• Exercise requirements: Can you find the lines of the listing that include "means" and copy every one?

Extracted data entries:
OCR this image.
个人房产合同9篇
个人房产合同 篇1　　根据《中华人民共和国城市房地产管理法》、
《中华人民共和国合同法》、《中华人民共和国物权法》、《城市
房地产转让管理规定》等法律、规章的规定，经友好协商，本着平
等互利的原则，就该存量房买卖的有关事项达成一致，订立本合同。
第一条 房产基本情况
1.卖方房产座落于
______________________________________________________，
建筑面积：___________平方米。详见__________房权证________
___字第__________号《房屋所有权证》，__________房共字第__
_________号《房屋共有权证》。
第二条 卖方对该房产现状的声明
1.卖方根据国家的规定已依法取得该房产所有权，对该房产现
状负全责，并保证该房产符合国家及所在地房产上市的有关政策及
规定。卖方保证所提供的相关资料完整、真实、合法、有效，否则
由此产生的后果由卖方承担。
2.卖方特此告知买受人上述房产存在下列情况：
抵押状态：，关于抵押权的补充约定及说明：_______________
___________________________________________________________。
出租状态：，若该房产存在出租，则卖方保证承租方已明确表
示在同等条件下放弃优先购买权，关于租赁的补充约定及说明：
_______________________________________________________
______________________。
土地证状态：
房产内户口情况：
---
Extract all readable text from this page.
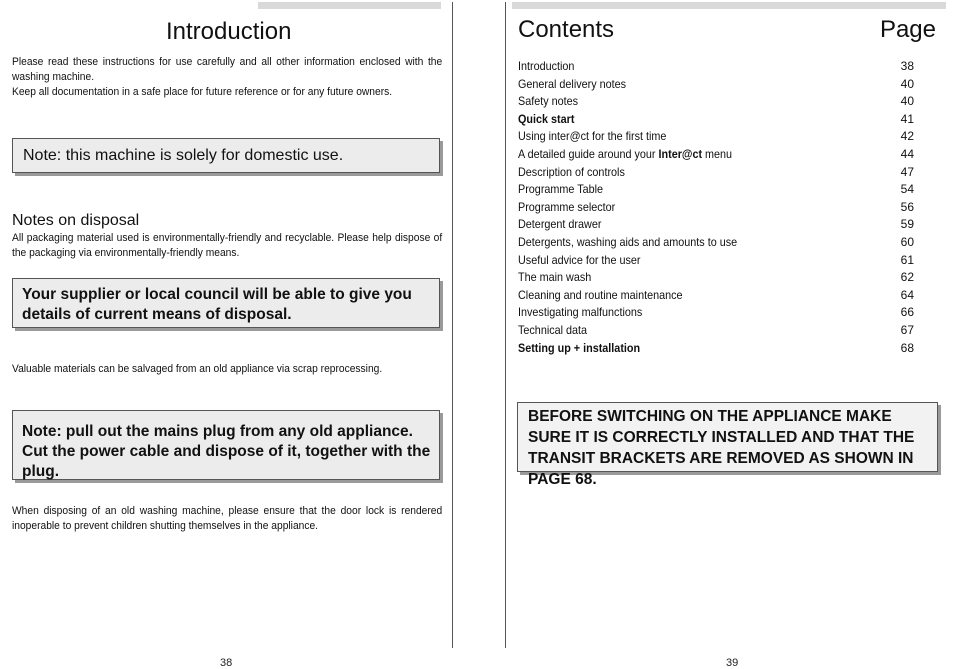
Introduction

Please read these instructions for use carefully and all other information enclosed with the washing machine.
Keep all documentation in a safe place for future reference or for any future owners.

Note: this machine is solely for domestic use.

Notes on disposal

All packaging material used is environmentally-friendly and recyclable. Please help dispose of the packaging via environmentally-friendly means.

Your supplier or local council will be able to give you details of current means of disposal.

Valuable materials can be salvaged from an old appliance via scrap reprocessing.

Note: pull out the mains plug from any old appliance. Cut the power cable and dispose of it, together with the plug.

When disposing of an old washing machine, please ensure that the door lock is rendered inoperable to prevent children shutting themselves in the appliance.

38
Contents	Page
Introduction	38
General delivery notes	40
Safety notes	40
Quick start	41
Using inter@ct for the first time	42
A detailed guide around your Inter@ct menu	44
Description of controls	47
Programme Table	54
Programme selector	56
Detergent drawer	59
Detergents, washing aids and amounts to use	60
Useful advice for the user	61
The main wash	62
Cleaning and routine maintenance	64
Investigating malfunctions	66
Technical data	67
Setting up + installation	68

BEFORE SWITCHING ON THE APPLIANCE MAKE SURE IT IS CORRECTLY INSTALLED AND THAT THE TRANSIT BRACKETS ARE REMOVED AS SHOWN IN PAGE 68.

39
...
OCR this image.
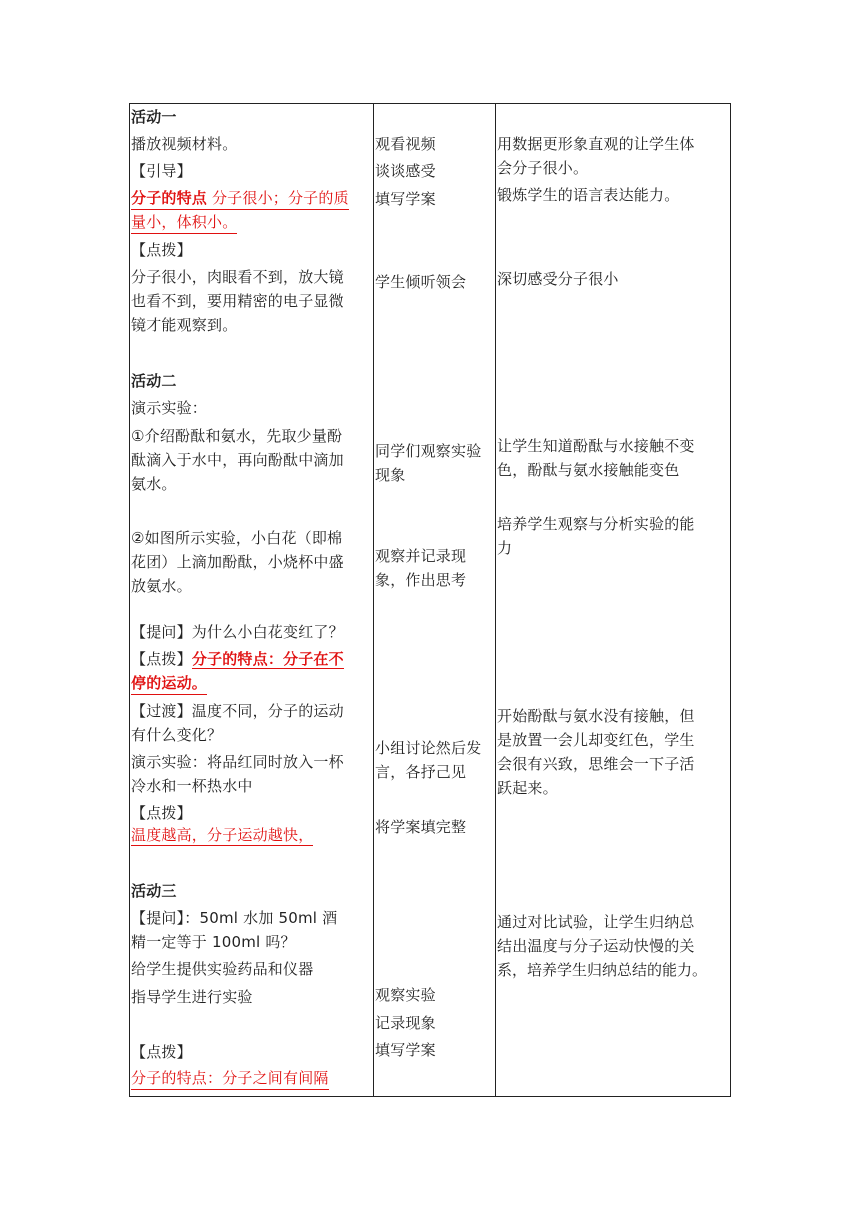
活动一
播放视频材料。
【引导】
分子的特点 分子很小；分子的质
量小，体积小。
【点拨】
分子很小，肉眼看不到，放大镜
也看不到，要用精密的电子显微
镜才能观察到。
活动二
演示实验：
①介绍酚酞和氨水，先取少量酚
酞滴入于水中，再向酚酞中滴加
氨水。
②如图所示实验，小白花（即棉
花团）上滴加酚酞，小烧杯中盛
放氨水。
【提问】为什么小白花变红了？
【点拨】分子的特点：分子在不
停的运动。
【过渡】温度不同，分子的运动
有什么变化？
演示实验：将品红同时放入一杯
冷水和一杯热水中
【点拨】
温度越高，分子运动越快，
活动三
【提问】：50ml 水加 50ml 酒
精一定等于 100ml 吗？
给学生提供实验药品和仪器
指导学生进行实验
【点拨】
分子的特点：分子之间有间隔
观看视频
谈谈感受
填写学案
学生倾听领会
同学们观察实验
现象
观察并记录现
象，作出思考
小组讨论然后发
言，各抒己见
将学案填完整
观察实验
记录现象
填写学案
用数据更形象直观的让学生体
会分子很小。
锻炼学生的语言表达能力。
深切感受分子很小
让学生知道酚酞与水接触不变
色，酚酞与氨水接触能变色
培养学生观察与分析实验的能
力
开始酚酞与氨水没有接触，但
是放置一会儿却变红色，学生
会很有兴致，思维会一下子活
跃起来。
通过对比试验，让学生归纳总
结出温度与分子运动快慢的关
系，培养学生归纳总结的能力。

• Output below:
All packaging material used is environmentally-friendly and recyclable. Please help dispose of the packaging via environmentally-friendly means.
Your supplier or local council will be able to give you details of current means of disposal.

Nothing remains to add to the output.